DESCRIPTION OF THE TASK
Pull every "this" line out of the data below.

MATERIAL TO PROCESS
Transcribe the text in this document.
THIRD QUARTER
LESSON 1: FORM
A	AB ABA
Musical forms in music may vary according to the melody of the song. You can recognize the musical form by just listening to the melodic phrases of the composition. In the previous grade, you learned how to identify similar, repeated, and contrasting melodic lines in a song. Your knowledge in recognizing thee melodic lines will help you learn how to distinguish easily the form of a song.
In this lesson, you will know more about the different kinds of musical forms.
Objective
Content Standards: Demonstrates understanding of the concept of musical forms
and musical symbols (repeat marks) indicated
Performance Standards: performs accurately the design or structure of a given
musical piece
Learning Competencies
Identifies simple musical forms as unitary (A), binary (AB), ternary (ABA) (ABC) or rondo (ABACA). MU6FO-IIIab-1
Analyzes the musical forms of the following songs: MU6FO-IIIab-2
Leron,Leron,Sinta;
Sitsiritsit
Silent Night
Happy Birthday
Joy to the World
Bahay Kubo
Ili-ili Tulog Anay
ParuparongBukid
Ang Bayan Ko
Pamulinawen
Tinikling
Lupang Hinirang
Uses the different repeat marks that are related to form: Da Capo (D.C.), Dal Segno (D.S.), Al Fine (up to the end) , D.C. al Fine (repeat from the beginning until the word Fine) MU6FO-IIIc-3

* * *

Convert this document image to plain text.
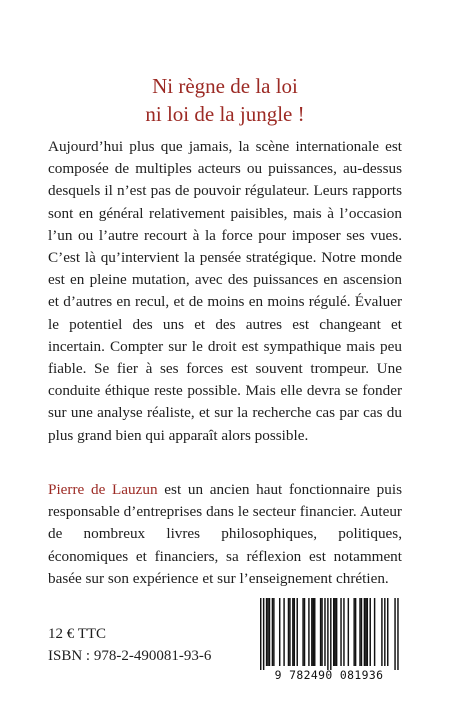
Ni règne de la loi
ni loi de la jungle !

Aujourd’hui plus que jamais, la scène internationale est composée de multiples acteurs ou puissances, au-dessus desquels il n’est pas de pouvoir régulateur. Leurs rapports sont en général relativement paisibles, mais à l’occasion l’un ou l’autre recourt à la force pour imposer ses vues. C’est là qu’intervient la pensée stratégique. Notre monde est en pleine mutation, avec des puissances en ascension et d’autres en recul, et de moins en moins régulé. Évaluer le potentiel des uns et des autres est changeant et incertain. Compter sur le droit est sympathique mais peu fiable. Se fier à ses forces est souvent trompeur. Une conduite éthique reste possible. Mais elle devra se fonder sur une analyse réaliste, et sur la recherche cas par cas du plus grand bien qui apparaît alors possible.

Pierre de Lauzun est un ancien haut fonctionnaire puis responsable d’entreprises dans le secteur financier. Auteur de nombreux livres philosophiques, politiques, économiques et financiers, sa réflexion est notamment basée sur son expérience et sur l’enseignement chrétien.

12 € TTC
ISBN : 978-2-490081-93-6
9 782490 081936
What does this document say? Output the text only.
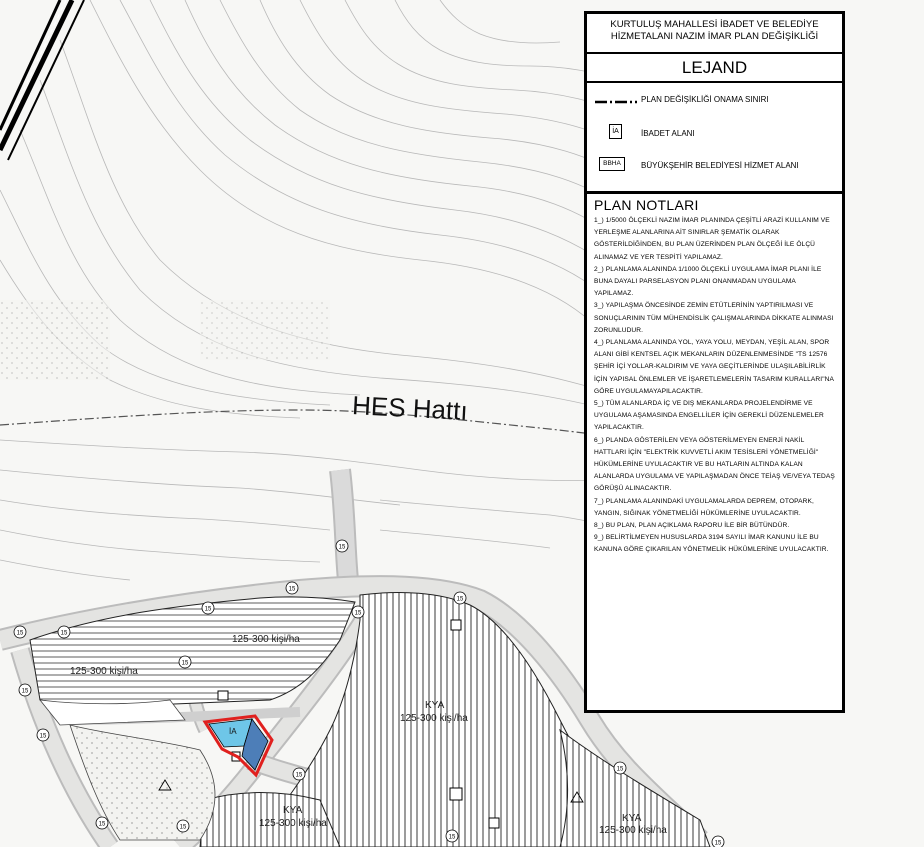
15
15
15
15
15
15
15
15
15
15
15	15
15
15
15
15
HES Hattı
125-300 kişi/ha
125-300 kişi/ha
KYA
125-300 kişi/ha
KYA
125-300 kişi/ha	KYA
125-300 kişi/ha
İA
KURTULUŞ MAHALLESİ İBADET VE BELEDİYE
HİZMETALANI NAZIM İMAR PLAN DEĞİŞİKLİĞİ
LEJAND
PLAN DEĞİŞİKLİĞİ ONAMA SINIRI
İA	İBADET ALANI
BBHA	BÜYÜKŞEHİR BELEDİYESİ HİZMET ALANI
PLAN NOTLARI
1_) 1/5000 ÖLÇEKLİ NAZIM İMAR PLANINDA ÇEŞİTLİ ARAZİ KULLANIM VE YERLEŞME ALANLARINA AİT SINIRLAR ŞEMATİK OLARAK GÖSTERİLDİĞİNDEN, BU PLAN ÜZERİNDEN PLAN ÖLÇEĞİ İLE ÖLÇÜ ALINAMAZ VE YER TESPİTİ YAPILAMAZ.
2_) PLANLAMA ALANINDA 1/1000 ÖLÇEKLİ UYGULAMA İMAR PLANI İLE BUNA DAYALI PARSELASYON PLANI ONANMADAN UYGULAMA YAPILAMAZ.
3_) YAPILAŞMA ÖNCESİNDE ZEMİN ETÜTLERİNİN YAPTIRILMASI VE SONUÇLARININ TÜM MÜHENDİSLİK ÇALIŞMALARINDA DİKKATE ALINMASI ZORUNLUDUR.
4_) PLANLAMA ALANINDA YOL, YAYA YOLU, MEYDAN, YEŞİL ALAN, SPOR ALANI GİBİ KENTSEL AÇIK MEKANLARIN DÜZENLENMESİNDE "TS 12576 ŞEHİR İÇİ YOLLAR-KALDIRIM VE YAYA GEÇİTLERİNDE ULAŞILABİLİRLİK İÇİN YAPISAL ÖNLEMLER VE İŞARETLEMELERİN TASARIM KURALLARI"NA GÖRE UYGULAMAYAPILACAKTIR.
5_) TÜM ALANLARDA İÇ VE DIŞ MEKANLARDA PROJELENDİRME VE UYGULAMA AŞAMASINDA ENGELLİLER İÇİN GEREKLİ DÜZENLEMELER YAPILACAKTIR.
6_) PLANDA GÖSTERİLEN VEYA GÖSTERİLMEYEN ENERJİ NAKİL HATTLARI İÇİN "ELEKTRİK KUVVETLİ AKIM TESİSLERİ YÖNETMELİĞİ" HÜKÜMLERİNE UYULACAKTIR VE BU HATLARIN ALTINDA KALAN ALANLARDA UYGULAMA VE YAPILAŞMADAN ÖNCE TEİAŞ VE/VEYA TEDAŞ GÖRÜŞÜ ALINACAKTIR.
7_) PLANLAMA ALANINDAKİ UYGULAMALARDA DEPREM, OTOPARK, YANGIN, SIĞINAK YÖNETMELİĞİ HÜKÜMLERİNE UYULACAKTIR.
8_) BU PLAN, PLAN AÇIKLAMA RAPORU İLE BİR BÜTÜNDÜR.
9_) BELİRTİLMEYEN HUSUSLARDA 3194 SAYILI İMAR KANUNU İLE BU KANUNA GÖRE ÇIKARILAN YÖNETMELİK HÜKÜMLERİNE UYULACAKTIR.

IN RESPONSE
Transcribe the text in this document.
In this lesson, you will know more about the different kinds of musical forms.
Convert this document image to plain text.
What does this document say? Output the text only.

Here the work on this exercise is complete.